── RECORD EXTRACTS ──

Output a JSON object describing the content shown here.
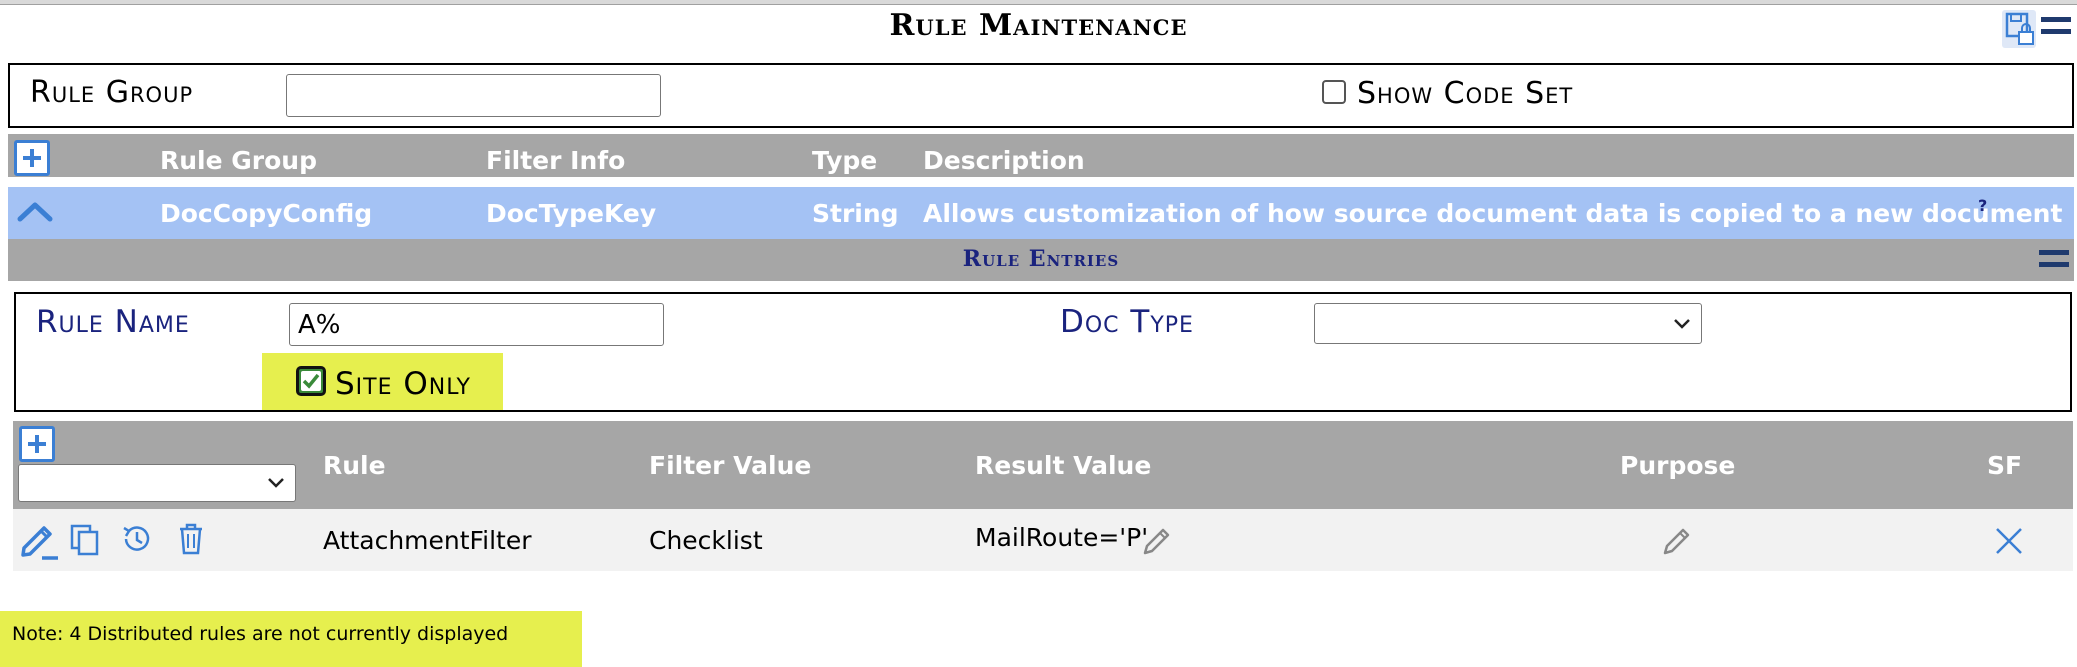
{
  "page": {
    "title": "Rule Maintenance"
  },
  "filter": {
    "rule_group_label": "Rule Group",
    "rule_group_value": "",
    "show_code_set_label": "Show Code Set",
    "show_code_set_checked": false
  },
  "groups_table": {
    "columns": [
      "Rule Group",
      "Filter Info",
      "Type",
      "Description"
    ],
    "selected_row": {
      "rule_group": "DocCopyConfig",
      "filter_info": "DocTypeKey",
      "type": "String",
      "description": "Allows customization of how source document data is copied to a new document",
      "help_marker": "?"
    }
  },
  "rule_entries": {
    "title": "Rule Entries",
    "rule_name_label": "Rule Name",
    "rule_name_value": "A%",
    "doc_type_label": "Doc Type",
    "doc_type_value": "",
    "site_only_label": "Site Only",
    "site_only_checked": true
  },
  "rules_table": {
    "columns": [
      "Rule",
      "Filter Value",
      "Result Value",
      "Purpose",
      "SF"
    ],
    "rows": [
      {
        "rule": "AttachmentFilter",
        "filter_value": "Checklist",
        "result_value": "MailRoute='P'"
      }
    ]
  },
  "note": "Note: 4 Distributed rules are not currently displayed",
  "icons": [
    "save-lock-icon",
    "menu-icon",
    "add-icon",
    "collapse-icon",
    "edit-icon",
    "copy-icon",
    "history-icon",
    "delete-icon",
    "pencil-icon",
    "close-icon"
  ],
  "colors": {
    "accent": "#3b7fd4",
    "header_grey": "#a6a6a6",
    "selected_row": "#a4c2f4",
    "highlight": "#e6ef4e",
    "navy": "#1a237e"
  }
}
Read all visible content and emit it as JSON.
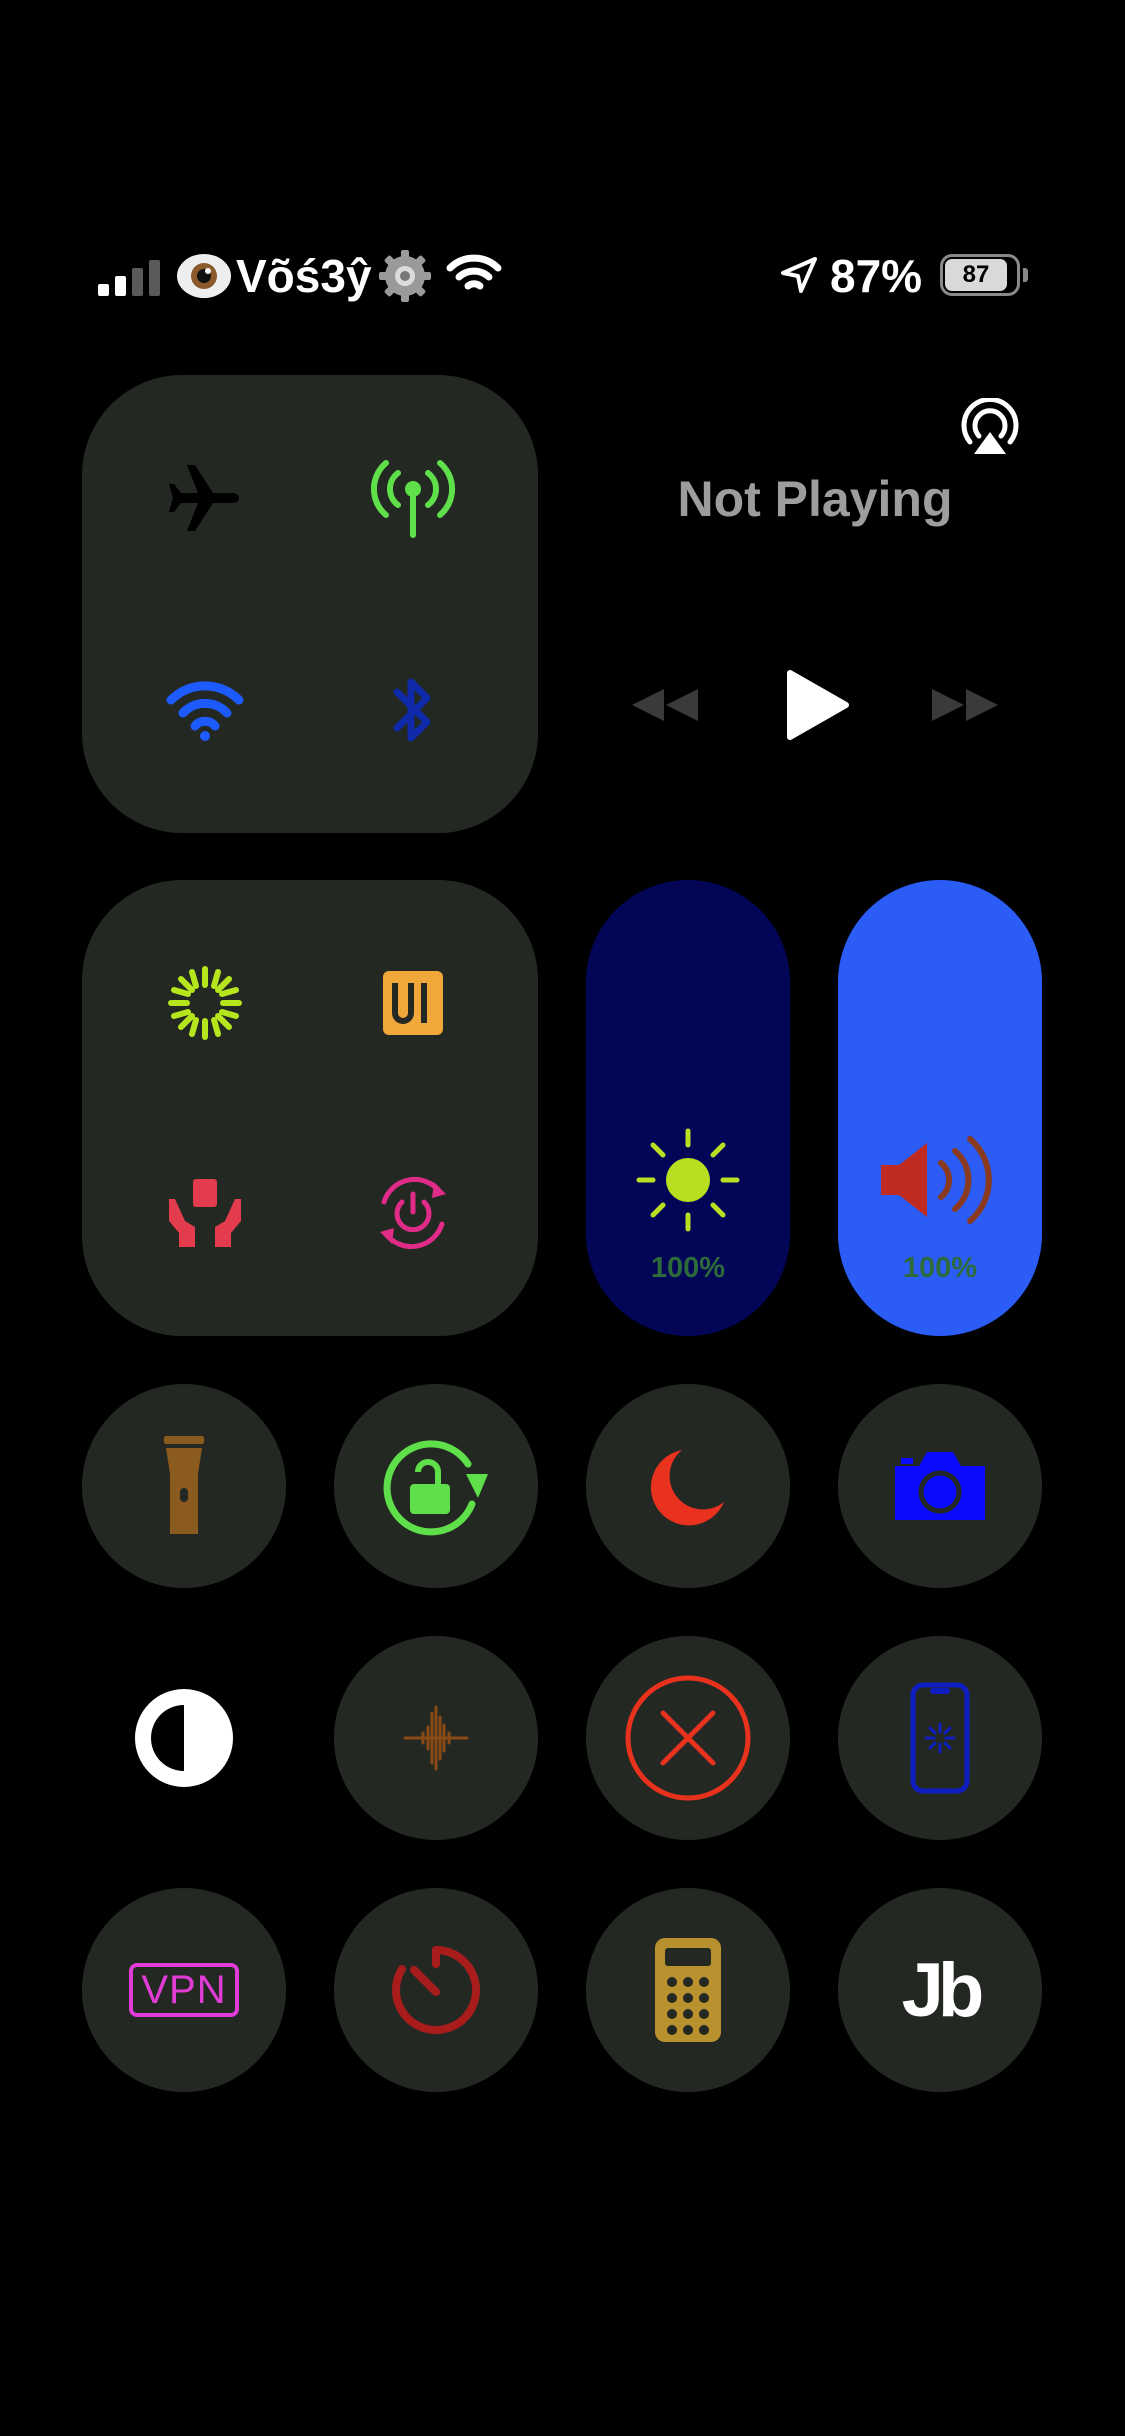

───

INSTRUCTIONS FOR THE TASK: Gather from the data above every line with the string "JSON".

SOLUTION BELOW:
Output a JSON object describing the content shown here.
Read all visible content and emit it as JSON.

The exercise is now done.